■ RECORDS
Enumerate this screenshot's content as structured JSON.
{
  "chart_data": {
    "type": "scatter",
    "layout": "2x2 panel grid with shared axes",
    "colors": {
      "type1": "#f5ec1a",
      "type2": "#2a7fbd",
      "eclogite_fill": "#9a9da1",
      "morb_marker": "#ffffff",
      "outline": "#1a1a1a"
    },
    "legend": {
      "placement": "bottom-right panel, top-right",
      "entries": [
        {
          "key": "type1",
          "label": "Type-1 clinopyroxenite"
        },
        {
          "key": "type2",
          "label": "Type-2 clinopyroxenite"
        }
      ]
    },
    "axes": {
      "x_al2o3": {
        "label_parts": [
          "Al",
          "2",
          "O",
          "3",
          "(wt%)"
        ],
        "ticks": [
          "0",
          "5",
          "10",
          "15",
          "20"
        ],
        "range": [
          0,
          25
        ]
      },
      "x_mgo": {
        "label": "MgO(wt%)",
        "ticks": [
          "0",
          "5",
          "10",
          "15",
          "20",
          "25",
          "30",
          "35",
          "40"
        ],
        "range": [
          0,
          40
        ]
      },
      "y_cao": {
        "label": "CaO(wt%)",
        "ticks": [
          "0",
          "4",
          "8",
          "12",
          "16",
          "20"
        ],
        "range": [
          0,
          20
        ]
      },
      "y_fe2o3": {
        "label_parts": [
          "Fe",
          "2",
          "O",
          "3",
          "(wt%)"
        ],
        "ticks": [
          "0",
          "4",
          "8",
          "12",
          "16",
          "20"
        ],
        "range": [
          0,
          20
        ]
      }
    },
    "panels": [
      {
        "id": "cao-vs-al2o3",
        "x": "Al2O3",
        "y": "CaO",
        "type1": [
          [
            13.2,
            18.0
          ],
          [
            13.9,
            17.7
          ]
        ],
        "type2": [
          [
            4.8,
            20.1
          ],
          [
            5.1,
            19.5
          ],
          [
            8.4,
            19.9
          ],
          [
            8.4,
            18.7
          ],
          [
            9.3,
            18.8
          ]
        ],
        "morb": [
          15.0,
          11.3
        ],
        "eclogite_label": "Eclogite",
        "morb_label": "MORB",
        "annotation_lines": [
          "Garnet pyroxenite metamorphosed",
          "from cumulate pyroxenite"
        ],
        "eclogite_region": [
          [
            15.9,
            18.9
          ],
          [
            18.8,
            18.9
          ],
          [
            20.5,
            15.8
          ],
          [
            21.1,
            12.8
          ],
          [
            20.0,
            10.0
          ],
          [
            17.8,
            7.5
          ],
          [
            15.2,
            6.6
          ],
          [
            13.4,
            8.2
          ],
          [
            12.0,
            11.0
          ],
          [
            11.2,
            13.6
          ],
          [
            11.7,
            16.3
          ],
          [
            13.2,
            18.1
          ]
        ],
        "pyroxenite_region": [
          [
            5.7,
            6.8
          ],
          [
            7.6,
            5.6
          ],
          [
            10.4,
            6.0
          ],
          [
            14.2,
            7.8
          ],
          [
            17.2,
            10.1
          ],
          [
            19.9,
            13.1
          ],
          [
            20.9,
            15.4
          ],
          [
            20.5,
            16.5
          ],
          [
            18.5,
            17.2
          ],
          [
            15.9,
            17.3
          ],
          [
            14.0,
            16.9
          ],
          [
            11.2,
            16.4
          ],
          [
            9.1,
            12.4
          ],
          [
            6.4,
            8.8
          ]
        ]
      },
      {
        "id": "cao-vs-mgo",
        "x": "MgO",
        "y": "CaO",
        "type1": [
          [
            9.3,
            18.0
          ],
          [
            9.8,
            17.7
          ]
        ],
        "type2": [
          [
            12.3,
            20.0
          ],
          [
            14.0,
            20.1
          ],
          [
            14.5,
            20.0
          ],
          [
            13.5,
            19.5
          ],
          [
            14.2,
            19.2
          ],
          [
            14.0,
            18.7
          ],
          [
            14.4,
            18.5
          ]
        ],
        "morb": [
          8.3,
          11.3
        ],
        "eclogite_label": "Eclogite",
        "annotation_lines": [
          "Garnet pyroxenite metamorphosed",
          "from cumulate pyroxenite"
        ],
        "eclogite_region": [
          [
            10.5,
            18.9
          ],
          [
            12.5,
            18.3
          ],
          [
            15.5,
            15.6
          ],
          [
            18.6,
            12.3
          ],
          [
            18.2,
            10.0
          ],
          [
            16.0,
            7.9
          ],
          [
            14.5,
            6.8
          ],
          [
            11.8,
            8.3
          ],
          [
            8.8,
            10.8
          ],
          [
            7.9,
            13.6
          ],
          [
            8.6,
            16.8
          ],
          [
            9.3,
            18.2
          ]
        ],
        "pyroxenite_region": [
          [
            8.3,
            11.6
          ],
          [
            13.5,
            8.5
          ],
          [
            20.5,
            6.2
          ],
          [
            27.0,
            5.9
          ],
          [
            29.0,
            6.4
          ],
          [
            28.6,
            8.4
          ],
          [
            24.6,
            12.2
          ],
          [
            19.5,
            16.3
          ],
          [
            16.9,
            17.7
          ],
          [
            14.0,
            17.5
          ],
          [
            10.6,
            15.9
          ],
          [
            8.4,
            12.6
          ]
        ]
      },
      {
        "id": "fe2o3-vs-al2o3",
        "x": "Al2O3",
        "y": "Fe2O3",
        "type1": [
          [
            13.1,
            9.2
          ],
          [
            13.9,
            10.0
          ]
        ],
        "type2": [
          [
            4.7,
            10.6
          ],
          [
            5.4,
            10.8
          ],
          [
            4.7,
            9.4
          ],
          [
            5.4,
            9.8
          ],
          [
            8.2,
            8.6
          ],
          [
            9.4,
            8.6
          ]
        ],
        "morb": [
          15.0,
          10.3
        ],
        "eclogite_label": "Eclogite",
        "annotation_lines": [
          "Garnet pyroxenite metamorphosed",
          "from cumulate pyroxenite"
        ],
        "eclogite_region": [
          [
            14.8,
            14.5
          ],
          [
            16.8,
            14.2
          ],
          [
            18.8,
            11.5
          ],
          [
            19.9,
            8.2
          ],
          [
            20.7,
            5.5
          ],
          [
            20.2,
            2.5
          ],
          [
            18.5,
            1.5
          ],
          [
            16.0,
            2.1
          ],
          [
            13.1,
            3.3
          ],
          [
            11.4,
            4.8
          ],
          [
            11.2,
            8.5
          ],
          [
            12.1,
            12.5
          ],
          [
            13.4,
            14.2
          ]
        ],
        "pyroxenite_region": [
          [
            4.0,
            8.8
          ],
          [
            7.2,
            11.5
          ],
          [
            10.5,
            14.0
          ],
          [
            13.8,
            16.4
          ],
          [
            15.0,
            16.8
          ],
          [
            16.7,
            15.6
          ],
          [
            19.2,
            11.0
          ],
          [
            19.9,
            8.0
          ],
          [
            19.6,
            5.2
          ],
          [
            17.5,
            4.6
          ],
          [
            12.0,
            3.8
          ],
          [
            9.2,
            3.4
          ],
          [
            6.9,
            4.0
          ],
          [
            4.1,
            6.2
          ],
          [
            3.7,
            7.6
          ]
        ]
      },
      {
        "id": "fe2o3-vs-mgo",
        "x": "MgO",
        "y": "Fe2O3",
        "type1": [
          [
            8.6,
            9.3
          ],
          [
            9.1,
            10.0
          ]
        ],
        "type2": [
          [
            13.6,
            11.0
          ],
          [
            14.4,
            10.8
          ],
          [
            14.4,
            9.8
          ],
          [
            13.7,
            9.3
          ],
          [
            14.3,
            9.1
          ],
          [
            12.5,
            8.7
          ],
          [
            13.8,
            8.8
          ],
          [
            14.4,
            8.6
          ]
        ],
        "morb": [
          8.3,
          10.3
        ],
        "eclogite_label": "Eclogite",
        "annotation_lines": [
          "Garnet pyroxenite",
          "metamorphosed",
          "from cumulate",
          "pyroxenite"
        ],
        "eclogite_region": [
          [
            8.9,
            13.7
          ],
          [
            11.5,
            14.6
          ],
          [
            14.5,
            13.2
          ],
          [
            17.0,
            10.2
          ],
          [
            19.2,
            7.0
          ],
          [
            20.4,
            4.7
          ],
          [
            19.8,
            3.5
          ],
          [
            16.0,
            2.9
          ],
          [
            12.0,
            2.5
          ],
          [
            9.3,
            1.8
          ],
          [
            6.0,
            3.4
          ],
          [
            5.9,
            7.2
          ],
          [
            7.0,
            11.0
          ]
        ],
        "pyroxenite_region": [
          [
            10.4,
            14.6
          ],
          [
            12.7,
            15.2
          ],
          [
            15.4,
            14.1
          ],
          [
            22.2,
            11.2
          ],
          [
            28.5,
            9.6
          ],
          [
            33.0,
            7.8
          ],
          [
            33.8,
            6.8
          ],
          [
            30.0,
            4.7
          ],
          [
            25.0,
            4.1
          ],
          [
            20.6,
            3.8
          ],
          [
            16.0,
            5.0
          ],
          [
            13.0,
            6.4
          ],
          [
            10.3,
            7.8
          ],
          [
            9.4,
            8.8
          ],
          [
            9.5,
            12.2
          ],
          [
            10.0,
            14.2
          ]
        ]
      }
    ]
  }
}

■ WHAT TO DO
Search the lines above for the string "axes", then show every one that has it.

■ TASK SOLUTION
    "layout": "2x2 panel grid with shared axes",
    "axes": {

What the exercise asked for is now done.